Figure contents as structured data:
* * * * *
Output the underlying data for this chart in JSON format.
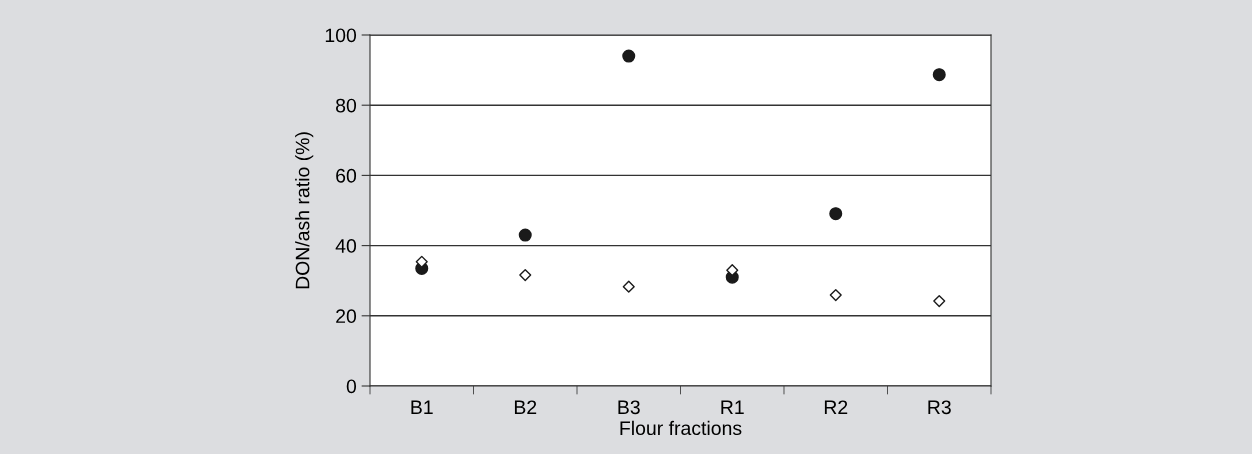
{
  "chart_data": {
    "type": "scatter",
    "xlabel": "Flour fractions",
    "ylabel": "DON/ash ratio (%)",
    "categories": [
      "B1",
      "B2",
      "B3",
      "R1",
      "R2",
      "R3"
    ],
    "series": [
      {
        "color": "#1a1a1a",
        "marker": "circle",
        "values": [
          33.5,
          43.0,
          94.0,
          31.0,
          49.1,
          88.7
        ]
      },
      {
        "color": "#ffffff",
        "marker": "diamond",
        "values": [
          35.4,
          31.6,
          28.3,
          33.0,
          25.9,
          24.2
        ]
      }
    ],
    "ylim": [
      0,
      100
    ],
    "yticks": [
      0,
      20,
      40,
      60,
      80,
      100
    ],
    "grid": "y",
    "legend": false
  }
}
* * * * *
Task to carry out:
Copy every line of the data exactly as written, excluding the pictures.

Task result:
Output the underlying data for this chart in JSON format.
{
  "chart_data": {
    "type": "scatter",
    "xlabel": "Flour fractions",
    "ylabel": "DON/ash ratio (%)",
    "categories": [
      "B1",
      "B2",
      "B3",
      "R1",
      "R2",
      "R3"
    ],
    "series": [
      {
        "color": "#1a1a1a",
        "marker": "circle",
        "values": [
          33.5,
          43.0,
          94.0,
          31.0,
          49.1,
          88.7
        ]
      },
      {
        "color": "#ffffff",
        "marker": "diamond",
        "values": [
          35.4,
          31.6,
          28.3,
          33.0,
          25.9,
          24.2
        ]
      }
    ],
    "ylim": [
      0,
      100
    ],
    "yticks": [
      0,
      20,
      40,
      60,
      80,
      100
    ],
    "grid": "y",
    "legend": false
  }
}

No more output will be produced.